• **Records**:
* start *
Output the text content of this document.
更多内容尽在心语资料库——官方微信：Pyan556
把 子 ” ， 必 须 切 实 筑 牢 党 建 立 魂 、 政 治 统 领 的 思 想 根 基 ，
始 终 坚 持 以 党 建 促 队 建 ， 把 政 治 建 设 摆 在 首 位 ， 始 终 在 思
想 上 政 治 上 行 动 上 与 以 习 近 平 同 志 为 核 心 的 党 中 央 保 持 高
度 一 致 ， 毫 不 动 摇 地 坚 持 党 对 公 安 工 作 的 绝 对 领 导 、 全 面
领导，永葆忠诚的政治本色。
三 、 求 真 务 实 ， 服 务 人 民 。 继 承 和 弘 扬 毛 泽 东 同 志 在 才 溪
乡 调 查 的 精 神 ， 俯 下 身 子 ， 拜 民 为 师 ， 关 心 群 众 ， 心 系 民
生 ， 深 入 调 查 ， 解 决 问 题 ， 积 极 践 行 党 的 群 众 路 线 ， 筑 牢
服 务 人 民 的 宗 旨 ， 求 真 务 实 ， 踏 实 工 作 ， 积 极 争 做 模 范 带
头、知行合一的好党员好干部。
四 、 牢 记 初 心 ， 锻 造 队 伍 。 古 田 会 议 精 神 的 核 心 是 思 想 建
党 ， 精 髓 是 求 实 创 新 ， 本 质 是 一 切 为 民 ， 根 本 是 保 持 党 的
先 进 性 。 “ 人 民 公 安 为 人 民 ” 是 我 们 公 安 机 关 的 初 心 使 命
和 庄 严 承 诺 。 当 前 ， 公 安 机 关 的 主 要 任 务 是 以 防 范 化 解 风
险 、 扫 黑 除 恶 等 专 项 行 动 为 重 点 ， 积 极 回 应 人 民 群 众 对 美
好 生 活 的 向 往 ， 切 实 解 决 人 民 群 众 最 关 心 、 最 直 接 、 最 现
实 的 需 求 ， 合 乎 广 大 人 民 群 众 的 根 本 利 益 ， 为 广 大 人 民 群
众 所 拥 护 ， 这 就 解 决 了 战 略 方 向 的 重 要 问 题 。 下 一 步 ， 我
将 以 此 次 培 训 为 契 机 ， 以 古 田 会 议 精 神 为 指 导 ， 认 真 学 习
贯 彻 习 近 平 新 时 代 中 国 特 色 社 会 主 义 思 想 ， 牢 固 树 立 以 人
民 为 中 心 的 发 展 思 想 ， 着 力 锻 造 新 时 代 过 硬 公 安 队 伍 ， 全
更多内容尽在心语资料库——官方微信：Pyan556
* end *
• **Problem to solve**: Write out the full listing exactly as given.

• **Response to the task**:
Output the text content of this document.
更多内容尽在心语资料库——官方微信：Pyan556
把 子 ” ， 必 须 切 实 筑 牢 党 建 立 魂 、 政 治 统 领 的 思 想 根 基 ，
始 终 坚 持 以 党 建 促 队 建 ， 把 政 治 建 设 摆 在 首 位 ， 始 终 在 思
想 上 政 治 上 行 动 上 与 以 习 近 平 同 志 为 核 心 的 党 中 央 保 持 高
度 一 致 ， 毫 不 动 摇 地 坚 持 党 对 公 安 工 作 的 绝 对 领 导 、 全 面
领导，永葆忠诚的政治本色。
三 、 求 真 务 实 ， 服 务 人 民 。 继 承 和 弘 扬 毛 泽 东 同 志 在 才 溪
乡 调 查 的 精 神 ， 俯 下 身 子 ， 拜 民 为 师 ， 关 心 群 众 ， 心 系 民
生 ， 深 入 调 查 ， 解 决 问 题 ， 积 极 践 行 党 的 群 众 路 线 ， 筑 牢
服 务 人 民 的 宗 旨 ， 求 真 务 实 ， 踏 实 工 作 ， 积 极 争 做 模 范 带
头、知行合一的好党员好干部。
四 、 牢 记 初 心 ， 锻 造 队 伍 。 古 田 会 议 精 神 的 核 心 是 思 想 建
党 ， 精 髓 是 求 实 创 新 ， 本 质 是 一 切 为 民 ， 根 本 是 保 持 党 的
先 进 性 。 “ 人 民 公 安 为 人 民 ” 是 我 们 公 安 机 关 的 初 心 使 命
和 庄 严 承 诺 。 当 前 ， 公 安 机 关 的 主 要 任 务 是 以 防 范 化 解 风
险 、 扫 黑 除 恶 等 专 项 行 动 为 重 点 ， 积 极 回 应 人 民 群 众 对 美
好 生 活 的 向 往 ， 切 实 解 决 人 民 群 众 最 关 心 、 最 直 接 、 最 现
实 的 需 求 ， 合 乎 广 大 人 民 群 众 的 根 本 利 益 ， 为 广 大 人 民 群
众 所 拥 护 ， 这 就 解 决 了 战 略 方 向 的 重 要 问 题 。 下 一 步 ， 我
将 以 此 次 培 训 为 契 机 ， 以 古 田 会 议 精 神 为 指 导 ， 认 真 学 习
贯 彻 习 近 平 新 时 代 中 国 特 色 社 会 主 义 思 想 ， 牢 固 树 立 以 人
民 为 中 心 的 发 展 思 想 ， 着 力 锻 造 新 时 代 过 硬 公 安 队 伍 ， 全
更多内容尽在心语资料库——官方微信：Pyan556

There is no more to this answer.